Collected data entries
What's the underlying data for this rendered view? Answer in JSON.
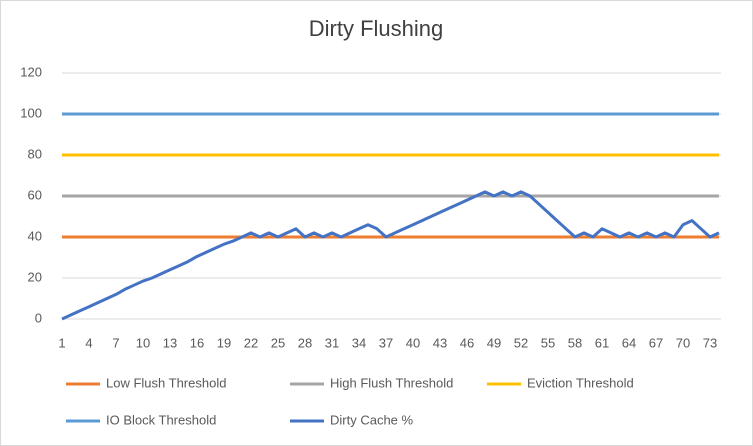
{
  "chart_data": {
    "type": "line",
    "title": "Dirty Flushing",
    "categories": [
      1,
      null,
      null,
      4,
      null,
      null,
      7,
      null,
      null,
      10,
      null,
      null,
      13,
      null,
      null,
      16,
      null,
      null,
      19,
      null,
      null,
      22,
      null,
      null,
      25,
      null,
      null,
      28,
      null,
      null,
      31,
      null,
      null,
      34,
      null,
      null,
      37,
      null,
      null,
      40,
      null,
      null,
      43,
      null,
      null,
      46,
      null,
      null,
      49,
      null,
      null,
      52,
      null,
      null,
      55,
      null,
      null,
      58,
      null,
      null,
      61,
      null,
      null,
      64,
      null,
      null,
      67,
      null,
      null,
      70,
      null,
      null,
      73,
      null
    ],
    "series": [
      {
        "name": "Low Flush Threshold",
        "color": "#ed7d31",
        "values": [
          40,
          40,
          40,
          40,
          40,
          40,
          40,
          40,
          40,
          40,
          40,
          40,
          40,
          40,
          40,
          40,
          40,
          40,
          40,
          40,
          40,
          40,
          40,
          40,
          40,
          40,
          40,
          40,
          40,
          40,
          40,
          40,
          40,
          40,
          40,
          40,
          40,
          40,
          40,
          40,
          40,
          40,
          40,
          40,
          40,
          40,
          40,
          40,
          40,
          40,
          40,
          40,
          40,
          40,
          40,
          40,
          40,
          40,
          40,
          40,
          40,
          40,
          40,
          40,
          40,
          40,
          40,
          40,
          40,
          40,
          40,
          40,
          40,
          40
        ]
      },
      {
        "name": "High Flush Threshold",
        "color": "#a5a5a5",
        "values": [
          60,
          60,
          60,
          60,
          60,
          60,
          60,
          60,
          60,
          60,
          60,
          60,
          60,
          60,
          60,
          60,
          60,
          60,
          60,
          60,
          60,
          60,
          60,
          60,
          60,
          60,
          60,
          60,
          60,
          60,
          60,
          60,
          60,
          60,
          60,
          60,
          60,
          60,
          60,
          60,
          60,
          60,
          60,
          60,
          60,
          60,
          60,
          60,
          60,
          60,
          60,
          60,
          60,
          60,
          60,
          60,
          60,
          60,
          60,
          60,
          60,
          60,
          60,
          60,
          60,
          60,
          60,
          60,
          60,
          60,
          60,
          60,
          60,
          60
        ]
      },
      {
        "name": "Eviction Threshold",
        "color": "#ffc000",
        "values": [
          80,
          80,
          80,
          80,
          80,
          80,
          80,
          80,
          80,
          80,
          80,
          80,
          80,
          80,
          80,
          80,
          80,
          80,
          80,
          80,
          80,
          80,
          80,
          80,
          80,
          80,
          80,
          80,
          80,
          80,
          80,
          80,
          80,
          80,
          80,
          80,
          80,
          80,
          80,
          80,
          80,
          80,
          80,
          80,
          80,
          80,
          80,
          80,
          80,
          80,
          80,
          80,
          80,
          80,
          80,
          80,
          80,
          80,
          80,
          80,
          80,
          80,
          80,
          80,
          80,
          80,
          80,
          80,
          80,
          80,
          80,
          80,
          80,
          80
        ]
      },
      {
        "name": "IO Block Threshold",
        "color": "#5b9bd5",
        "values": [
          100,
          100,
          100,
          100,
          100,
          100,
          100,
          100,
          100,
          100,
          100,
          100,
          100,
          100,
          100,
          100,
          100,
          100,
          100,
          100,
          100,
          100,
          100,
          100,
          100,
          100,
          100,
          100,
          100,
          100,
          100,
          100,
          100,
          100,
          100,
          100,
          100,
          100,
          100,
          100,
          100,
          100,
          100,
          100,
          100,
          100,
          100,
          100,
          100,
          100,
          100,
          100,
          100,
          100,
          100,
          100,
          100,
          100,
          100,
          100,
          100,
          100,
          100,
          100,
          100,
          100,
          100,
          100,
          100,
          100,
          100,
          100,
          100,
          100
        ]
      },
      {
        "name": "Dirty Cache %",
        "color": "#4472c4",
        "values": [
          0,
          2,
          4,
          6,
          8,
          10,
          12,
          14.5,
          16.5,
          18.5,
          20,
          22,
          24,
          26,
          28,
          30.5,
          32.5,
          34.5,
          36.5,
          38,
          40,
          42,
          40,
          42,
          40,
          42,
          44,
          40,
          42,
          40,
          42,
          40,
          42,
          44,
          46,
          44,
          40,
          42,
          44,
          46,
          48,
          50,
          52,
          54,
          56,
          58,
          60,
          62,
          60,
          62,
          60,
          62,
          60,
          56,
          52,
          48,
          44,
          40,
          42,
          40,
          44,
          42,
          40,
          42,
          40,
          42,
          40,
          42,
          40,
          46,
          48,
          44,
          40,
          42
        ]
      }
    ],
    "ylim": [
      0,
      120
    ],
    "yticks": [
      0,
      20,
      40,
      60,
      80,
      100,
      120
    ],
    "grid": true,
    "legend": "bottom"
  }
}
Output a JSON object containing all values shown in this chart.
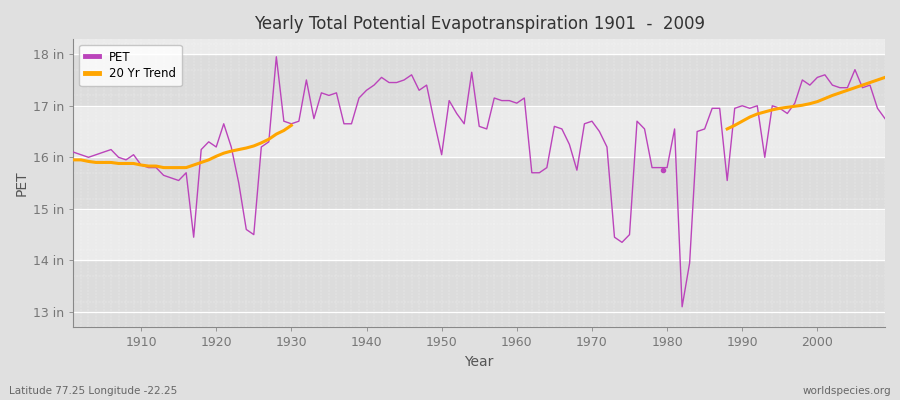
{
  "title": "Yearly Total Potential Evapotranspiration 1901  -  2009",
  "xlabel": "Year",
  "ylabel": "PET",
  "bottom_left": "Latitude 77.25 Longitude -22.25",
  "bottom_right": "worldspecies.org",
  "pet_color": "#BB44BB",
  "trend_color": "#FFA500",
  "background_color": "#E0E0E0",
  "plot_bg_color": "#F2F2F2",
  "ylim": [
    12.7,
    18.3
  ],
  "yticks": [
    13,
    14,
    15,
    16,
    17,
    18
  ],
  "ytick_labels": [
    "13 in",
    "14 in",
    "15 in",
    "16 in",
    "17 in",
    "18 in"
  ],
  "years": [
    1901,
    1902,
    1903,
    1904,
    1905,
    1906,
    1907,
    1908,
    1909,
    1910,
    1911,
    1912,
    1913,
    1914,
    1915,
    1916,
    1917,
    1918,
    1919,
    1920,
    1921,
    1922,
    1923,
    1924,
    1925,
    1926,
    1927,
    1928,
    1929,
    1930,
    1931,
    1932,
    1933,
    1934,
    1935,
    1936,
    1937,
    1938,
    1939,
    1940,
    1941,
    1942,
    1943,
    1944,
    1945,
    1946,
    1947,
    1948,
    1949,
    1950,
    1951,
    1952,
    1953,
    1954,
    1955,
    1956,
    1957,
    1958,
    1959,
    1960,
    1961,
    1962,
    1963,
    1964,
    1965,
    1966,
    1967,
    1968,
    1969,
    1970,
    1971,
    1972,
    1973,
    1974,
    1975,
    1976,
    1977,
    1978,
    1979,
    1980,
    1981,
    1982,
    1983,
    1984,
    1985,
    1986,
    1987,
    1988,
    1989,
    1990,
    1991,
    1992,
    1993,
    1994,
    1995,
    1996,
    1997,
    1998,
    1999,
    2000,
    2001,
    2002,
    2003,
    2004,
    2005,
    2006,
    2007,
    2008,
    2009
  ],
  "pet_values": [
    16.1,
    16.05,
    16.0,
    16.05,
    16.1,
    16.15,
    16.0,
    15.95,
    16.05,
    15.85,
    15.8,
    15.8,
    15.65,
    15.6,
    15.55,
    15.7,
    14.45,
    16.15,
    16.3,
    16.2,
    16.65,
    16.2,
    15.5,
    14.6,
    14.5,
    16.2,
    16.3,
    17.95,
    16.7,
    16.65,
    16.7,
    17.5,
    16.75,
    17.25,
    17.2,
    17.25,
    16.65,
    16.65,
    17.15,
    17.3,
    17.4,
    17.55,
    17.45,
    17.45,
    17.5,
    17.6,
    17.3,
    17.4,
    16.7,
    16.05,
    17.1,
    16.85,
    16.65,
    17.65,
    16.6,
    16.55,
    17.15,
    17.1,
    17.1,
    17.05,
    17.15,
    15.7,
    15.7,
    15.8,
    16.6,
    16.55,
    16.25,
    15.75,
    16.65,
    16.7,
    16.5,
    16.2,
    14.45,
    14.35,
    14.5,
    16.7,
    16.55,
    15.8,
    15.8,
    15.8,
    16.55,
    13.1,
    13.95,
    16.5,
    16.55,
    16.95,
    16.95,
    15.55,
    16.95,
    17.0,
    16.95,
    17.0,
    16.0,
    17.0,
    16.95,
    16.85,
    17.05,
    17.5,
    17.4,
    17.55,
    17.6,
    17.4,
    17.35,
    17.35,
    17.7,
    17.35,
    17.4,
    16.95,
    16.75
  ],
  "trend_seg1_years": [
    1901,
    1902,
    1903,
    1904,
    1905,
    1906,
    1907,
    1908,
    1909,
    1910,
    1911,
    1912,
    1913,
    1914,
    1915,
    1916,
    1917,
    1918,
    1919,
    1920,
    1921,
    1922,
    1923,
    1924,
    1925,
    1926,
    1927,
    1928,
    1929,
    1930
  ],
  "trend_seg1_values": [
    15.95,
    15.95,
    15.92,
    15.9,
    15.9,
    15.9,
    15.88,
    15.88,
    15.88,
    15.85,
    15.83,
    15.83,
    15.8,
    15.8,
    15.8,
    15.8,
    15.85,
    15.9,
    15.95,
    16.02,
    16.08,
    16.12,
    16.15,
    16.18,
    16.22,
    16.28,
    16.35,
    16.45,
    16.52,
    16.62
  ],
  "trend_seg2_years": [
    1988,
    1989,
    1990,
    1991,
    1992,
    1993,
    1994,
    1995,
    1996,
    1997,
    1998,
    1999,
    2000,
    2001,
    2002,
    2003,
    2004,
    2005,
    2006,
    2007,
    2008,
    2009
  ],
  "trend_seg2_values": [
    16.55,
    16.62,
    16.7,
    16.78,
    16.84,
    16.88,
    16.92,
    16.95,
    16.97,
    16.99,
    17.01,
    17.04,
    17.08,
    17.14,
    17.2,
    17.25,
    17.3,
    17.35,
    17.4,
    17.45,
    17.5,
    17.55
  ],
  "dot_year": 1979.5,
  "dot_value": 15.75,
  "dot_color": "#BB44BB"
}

→ **Task**:
Across the data, tally the lines containing "Threshold" and give back the number alone.

→ **Complete output**:
4